• Your task:
In the listing below, pick out lines with "审批流程信息录入".

Stored data
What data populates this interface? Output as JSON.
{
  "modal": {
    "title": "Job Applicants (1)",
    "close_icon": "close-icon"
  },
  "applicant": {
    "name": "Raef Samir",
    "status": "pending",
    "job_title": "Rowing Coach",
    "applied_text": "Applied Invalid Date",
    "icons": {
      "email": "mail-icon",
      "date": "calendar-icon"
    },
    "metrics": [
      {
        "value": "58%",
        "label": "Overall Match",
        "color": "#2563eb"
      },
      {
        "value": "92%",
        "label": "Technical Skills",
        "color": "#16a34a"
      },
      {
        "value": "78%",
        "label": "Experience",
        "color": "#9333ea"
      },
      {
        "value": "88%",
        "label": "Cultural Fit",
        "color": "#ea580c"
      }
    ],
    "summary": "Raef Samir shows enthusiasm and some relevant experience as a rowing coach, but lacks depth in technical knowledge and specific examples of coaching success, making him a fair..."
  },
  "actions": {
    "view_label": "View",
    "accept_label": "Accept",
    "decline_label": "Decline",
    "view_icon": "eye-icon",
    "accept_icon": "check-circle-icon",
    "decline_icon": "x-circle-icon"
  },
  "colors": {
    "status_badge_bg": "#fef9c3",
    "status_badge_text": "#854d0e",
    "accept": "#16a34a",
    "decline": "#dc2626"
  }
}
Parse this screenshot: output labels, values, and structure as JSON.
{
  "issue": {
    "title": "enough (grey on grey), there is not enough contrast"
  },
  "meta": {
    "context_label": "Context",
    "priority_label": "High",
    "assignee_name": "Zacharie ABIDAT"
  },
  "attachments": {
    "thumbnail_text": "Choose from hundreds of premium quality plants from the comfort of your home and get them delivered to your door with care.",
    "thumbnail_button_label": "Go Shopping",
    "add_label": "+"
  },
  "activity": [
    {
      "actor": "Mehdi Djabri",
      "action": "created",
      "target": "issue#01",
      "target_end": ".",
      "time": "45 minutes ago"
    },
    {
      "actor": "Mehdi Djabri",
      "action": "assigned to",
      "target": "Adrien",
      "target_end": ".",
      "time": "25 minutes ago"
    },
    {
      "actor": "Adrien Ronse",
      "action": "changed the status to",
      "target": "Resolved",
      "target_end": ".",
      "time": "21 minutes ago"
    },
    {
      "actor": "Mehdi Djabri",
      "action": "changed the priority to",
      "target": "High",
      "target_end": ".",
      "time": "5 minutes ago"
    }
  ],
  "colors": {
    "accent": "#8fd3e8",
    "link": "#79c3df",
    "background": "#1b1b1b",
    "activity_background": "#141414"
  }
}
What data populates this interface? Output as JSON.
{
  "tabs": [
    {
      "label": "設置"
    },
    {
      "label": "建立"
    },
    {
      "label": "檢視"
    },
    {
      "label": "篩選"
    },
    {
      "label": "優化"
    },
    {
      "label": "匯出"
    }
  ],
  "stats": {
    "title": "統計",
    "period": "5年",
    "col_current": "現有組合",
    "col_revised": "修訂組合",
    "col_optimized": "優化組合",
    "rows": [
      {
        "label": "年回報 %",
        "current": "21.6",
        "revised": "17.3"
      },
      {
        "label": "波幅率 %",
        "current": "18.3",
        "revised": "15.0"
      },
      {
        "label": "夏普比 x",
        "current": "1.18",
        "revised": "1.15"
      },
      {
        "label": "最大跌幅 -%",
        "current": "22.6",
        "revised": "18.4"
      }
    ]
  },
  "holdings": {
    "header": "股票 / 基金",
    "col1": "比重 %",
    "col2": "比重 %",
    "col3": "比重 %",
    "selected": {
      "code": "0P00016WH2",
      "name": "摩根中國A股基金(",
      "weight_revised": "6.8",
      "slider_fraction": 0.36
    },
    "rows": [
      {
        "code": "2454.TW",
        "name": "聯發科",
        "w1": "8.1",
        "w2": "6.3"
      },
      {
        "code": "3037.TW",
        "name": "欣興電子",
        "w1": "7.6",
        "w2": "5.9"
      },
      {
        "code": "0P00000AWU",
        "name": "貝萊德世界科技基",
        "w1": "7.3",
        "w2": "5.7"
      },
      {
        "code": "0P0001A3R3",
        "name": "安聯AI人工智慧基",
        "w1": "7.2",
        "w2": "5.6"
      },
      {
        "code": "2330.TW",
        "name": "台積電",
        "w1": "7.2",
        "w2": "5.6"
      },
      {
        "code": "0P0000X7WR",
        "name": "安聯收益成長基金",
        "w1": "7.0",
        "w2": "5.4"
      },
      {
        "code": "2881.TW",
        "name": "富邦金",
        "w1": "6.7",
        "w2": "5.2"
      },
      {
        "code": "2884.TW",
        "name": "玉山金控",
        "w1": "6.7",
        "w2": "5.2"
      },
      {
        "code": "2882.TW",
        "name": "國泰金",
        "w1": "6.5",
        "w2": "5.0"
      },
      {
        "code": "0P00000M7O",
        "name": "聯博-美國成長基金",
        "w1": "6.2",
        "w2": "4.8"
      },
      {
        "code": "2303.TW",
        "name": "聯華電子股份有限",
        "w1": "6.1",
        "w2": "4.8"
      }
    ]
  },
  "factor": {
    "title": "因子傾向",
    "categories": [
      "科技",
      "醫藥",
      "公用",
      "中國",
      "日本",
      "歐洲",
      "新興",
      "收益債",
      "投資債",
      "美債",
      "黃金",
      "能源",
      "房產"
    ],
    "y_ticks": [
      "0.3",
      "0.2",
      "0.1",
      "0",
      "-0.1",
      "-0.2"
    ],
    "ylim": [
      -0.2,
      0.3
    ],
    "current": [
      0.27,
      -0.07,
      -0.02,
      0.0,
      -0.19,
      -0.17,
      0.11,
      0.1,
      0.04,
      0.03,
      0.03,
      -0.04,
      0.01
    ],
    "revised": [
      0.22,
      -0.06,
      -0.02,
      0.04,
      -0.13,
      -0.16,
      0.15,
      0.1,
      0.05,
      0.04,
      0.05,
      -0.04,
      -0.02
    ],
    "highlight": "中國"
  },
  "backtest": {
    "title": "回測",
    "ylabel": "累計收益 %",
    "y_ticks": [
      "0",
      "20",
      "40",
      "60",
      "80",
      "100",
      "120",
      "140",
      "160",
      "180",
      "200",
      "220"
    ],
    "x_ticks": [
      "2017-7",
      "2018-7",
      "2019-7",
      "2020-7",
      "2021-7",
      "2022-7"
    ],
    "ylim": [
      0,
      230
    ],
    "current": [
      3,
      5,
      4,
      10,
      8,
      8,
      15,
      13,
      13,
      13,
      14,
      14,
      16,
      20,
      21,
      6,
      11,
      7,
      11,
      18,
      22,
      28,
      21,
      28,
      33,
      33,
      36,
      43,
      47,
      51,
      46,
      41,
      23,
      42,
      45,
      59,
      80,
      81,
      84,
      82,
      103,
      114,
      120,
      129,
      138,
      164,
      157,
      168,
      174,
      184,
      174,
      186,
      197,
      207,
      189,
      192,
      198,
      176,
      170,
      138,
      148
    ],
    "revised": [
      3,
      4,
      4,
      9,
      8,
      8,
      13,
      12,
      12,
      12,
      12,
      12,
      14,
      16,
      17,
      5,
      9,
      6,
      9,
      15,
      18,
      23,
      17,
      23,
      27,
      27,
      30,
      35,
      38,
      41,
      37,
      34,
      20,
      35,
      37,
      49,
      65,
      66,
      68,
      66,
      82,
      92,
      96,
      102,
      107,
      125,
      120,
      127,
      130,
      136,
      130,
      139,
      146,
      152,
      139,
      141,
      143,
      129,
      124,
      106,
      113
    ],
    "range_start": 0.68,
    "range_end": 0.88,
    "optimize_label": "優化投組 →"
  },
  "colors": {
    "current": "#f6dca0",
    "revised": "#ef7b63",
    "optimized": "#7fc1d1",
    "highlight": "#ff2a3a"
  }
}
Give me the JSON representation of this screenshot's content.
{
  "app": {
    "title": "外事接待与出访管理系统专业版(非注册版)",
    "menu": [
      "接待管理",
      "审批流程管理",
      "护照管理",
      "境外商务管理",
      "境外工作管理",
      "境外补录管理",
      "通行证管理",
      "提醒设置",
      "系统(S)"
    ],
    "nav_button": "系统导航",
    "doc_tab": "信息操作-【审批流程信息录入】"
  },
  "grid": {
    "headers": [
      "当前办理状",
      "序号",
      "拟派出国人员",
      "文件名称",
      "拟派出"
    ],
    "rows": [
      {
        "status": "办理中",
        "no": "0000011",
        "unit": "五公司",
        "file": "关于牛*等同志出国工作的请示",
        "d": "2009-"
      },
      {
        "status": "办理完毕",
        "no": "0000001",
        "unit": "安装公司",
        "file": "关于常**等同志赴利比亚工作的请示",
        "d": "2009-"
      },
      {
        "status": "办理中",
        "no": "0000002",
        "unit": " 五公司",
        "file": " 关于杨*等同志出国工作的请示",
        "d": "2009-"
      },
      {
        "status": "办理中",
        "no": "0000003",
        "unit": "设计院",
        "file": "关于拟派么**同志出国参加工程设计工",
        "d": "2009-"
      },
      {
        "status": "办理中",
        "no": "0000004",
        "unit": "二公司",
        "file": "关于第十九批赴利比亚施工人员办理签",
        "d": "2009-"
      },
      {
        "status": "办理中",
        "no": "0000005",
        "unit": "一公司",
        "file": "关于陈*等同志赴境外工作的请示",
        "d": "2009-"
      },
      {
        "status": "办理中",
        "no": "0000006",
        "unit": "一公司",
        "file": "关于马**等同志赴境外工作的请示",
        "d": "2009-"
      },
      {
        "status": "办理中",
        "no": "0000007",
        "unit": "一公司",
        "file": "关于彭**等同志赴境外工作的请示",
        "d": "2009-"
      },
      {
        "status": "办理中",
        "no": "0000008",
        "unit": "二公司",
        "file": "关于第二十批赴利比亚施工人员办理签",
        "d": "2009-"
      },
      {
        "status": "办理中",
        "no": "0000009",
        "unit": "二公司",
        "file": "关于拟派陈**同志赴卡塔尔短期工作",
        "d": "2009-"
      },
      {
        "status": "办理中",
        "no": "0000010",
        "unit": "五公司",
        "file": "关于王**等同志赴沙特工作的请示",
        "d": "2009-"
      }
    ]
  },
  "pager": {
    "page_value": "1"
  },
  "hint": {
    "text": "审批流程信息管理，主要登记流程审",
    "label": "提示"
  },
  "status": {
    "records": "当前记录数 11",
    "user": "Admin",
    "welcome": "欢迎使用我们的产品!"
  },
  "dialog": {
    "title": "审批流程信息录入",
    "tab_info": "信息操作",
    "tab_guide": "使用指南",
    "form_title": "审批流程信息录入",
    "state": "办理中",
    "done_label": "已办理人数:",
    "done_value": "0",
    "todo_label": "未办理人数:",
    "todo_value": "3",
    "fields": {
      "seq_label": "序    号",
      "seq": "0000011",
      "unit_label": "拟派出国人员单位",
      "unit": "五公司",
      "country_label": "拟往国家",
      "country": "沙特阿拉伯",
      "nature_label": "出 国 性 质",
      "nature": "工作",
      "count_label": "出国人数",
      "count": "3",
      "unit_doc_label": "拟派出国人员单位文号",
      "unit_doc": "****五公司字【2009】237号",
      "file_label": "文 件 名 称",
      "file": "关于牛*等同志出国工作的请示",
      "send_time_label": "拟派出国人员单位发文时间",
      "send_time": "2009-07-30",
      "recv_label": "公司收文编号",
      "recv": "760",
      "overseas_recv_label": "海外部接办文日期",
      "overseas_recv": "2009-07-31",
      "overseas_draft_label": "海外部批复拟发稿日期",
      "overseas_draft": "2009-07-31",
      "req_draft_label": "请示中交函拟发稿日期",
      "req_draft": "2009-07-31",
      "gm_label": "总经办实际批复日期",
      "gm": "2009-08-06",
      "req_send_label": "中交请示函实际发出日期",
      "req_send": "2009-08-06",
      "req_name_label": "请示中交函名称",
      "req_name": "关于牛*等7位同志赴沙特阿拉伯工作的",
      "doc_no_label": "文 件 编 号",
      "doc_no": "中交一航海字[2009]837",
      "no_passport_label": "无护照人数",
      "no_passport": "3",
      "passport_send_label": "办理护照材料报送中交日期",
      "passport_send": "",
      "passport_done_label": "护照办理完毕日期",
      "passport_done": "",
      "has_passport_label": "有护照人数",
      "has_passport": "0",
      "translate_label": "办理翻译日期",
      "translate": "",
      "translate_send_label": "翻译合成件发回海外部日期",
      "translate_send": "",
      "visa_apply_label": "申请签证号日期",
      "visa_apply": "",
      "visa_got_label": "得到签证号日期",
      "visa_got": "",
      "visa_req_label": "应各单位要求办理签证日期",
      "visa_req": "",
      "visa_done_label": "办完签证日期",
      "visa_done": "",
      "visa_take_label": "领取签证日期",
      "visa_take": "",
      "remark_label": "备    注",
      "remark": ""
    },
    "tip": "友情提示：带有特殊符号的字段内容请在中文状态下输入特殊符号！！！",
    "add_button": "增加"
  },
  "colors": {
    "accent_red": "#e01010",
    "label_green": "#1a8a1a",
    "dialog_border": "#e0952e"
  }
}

• Exercise response:
    "doc_tab": "信息操作-【审批流程信息录入】"
    "title": "审批流程信息录入",
    "form_title": "审批流程信息录入",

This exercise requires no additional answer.